REQUIRED WORK =>
Copy each line below without leaving any out.

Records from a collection
+++

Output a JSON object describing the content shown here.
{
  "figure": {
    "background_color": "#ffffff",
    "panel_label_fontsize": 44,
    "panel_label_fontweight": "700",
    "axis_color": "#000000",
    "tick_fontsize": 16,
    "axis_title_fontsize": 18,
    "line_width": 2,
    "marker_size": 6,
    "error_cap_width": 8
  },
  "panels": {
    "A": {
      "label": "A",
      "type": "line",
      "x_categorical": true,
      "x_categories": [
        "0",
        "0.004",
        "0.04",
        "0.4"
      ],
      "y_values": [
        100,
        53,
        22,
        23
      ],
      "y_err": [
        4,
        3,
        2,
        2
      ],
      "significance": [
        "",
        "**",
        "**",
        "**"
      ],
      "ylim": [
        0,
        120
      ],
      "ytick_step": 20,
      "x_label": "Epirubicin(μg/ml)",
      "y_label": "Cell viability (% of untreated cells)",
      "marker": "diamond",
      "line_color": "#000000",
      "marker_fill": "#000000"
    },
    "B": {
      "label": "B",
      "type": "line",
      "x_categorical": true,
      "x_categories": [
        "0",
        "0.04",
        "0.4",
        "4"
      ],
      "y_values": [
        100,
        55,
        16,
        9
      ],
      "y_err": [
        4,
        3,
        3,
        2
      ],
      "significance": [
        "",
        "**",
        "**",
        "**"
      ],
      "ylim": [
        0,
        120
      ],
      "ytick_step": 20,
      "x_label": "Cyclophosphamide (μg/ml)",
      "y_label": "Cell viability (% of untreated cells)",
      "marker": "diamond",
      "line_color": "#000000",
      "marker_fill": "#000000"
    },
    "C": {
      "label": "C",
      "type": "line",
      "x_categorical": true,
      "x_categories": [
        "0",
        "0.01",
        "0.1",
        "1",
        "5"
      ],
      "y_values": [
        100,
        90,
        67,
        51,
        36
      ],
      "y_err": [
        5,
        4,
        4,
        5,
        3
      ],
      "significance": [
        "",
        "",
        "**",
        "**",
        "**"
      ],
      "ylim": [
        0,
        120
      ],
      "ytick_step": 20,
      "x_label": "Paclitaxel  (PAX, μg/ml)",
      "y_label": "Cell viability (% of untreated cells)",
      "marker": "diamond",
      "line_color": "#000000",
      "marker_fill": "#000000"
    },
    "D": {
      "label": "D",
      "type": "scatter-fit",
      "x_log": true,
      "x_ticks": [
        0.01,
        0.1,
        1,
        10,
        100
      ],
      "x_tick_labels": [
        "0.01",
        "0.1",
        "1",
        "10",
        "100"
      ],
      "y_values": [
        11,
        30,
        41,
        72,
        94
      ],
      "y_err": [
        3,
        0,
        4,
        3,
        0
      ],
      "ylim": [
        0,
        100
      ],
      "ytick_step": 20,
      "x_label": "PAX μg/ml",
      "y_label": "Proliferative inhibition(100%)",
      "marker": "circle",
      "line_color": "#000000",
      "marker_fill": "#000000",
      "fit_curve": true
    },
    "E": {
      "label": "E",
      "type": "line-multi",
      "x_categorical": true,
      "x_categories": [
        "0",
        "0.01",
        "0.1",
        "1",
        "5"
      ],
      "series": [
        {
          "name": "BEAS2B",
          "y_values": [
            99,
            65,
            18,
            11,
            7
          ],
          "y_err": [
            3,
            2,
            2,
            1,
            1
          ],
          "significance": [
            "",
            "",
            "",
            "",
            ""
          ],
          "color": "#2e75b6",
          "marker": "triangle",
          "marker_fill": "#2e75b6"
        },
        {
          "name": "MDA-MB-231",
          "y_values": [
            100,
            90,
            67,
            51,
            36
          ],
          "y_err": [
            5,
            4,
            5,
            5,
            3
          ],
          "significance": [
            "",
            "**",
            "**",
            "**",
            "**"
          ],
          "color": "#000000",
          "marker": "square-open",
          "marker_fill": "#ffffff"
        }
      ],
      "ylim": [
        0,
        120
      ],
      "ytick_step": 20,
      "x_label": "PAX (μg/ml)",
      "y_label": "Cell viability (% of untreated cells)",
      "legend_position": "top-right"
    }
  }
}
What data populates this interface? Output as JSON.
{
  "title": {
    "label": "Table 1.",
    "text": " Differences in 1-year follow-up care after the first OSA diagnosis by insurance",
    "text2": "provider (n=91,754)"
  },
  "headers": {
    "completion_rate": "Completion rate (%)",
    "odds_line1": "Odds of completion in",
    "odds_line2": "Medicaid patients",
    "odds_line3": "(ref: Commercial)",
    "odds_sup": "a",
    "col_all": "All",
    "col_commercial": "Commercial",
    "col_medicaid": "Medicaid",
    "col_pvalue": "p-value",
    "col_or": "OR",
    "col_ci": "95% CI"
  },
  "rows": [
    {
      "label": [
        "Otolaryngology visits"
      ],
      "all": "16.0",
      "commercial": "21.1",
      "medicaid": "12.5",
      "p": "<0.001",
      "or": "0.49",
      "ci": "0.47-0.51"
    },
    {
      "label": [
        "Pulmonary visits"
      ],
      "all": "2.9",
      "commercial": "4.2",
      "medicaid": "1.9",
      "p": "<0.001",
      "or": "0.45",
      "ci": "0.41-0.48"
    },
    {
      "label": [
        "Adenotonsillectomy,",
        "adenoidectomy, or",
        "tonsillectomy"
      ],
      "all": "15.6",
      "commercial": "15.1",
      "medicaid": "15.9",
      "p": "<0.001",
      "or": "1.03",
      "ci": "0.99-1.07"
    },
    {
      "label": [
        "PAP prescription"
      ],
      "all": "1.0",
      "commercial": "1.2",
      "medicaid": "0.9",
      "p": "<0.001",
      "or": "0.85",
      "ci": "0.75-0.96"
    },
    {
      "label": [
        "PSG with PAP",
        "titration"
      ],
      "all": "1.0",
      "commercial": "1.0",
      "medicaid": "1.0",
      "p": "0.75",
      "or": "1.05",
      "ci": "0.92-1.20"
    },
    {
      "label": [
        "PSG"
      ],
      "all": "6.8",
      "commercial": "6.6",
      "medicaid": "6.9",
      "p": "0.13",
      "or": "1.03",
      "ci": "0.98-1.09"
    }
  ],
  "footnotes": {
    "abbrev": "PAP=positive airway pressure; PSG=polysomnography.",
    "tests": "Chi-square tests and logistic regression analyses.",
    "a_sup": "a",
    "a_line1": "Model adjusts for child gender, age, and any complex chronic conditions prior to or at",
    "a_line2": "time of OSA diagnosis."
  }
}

+++

RESULT BELOW =>
Output a JSON object describing the content shown here.
{
  "figure": {
    "background_color": "#ffffff",
    "panel_label_fontsize": 44,
    "panel_label_fontweight": "700",
    "axis_color": "#000000",
    "tick_fontsize": 16,
    "axis_title_fontsize": 18,
    "line_width": 2,
    "marker_size": 6,
    "error_cap_width": 8
  },
  "panels": {
    "A": {
      "label": "A",
      "type": "line",
      "x_categorical": true,
      "x_categories": [
        "0",
        "0.004",
        "0.04",
        "0.4"
      ],
      "y_values": [
        100,
        53,
        22,
        23
      ],
      "y_err": [
        4,
        3,
        2,
        2
      ],
      "significance": [
        "",
        "**",
        "**",
        "**"
      ],
      "ylim": [
        0,
        120
      ],
      "ytick_step": 20,
      "x_label": "Epirubicin(μg/ml)",
      "y_label": "Cell viability (% of untreated cells)",
      "marker": "diamond",
      "line_color": "#000000",
      "marker_fill": "#000000"
    },
    "B": {
      "label": "B",
      "type": "line",
      "x_categorical": true,
      "x_categories": [
        "0",
        "0.04",
        "0.4",
        "4"
      ],
      "y_values": [
        100,
        55,
        16,
        9
      ],
      "y_err": [
        4,
        3,
        3,
        2
      ],
      "significance": [
        "",
        "**",
        "**",
        "**"
      ],
      "ylim": [
        0,
        120
      ],
      "ytick_step": 20,
      "x_label": "Cyclophosphamide (μg/ml)",
      "y_label": "Cell viability (% of untreated cells)",
      "marker": "diamond",
      "line_color": "#000000",
      "marker_fill": "#000000"
    },
    "C": {
      "label": "C",
      "type": "line",
      "x_categorical": true,
      "x_categories": [
        "0",
        "0.01",
        "0.1",
        "1",
        "5"
      ],
      "y_values": [
        100,
        90,
        67,
        51,
        36
      ],
      "y_err": [
        5,
        4,
        4,
        5,
        3
      ],
      "significance": [
        "",
        "",
        "**",
        "**",
        "**"
      ],
      "ylim": [
        0,
        120
      ],
      "ytick_step": 20,
      "x_label": "Paclitaxel  (PAX, μg/ml)",
      "y_label": "Cell viability (% of untreated cells)",
      "marker": "diamond",
      "line_color": "#000000",
      "marker_fill": "#000000"
    },
    "D": {
      "label": "D",
      "type": "scatter-fit",
      "x_log": true,
      "x_ticks": [
        0.01,
        0.1,
        1,
        10,
        100
      ],
      "x_tick_labels": [
        "0.01",
        "0.1",
        "1",
        "10",
        "100"
      ],
      "y_values": [
        11,
        30,
        41,
        72,
        94
      ],
      "y_err": [
        3,
        0,
        4,
        3,
        0
      ],
      "ylim": [
        0,
        100
      ],
      "ytick_step": 20,
      "x_label": "PAX μg/ml",
      "y_label": "Proliferative inhibition(100%)",
      "marker": "circle",
      "line_color": "#000000",
      "marker_fill": "#000000",
      "fit_curve": true
    },
    "E": {
      "label": "E",
      "type": "line-multi",
      "x_categorical": true,
      "x_categories": [
        "0",
        "0.01",
        "0.1",
        "1",
        "5"
      ],
      "series": [
        {
          "name": "BEAS2B",
          "y_values": [
            99,
            65,
            18,
            11,
            7
          ],
          "y_err": [
            3,
            2,
            2,
            1,
            1
          ],
          "significance": [
            "",
            "",
            "",
            "",
            ""
          ],
          "color": "#2e75b6",
          "marker": "triangle",
          "marker_fill": "#2e75b6"
        },
        {
          "name": "MDA-MB-231",
          "y_values": [
            100,
            90,
            67,
            51,
            36
          ],
          "y_err": [
            5,
            4,
            5,
            5,
            3
          ],
          "significance": [
            "",
            "**",
            "**",
            "**",
            "**"
          ],
          "color": "#000000",
          "marker": "square-open",
          "marker_fill": "#ffffff"
        }
      ],
      "ylim": [
        0,
        120
      ],
      "ytick_step": 20,
      "x_label": "PAX (μg/ml)",
      "y_label": "Cell viability (% of untreated cells)",
      "legend_position": "top-right"
    }
  }
}
What data populates this interface? Output as JSON.
{
  "title": {
    "label": "Table 1.",
    "text": " Differences in 1-year follow-up care after the first OSA diagnosis by insurance",
    "text2": "provider (n=91,754)"
  },
  "headers": {
    "completion_rate": "Completion rate (%)",
    "odds_line1": "Odds of completion in",
    "odds_line2": "Medicaid patients",
    "odds_line3": "(ref: Commercial)",
    "odds_sup": "a",
    "col_all": "All",
    "col_commercial": "Commercial",
    "col_medicaid": "Medicaid",
    "col_pvalue": "p-value",
    "col_or": "OR",
    "col_ci": "95% CI"
  },
  "rows": [
    {
      "label": [
        "Otolaryngology visits"
      ],
      "all": "16.0",
      "commercial": "21.1",
      "medicaid": "12.5",
      "p": "<0.001",
      "or": "0.49",
      "ci": "0.47-0.51"
    },
    {
      "label": [
        "Pulmonary visits"
      ],
      "all": "2.9",
      "commercial": "4.2",
      "medicaid": "1.9",
      "p": "<0.001",
      "or": "0.45",
      "ci": "0.41-0.48"
    },
    {
      "label": [
        "Adenotonsillectomy,",
        "adenoidectomy, or",
        "tonsillectomy"
      ],
      "all": "15.6",
      "commercial": "15.1",
      "medicaid": "15.9",
      "p": "<0.001",
      "or": "1.03",
      "ci": "0.99-1.07"
    },
    {
      "label": [
        "PAP prescription"
      ],
      "all": "1.0",
      "commercial": "1.2",
      "medicaid": "0.9",
      "p": "<0.001",
      "or": "0.85",
      "ci": "0.75-0.96"
    },
    {
      "label": [
        "PSG with PAP",
        "titration"
      ],
      "all": "1.0",
      "commercial": "1.0",
      "medicaid": "1.0",
      "p": "0.75",
      "or": "1.05",
      "ci": "0.92-1.20"
    },
    {
      "label": [
        "PSG"
      ],
      "all": "6.8",
      "commercial": "6.6",
      "medicaid": "6.9",
      "p": "0.13",
      "or": "1.03",
      "ci": "0.98-1.09"
    }
  ],
  "footnotes": {
    "abbrev": "PAP=positive airway pressure; PSG=polysomnography.",
    "tests": "Chi-square tests and logistic regression analyses.",
    "a_sup": "a",
    "a_line1": "Model adjusts for child gender, age, and any complex chronic conditions prior to or at",
    "a_line2": "time of OSA diagnosis."
  }
}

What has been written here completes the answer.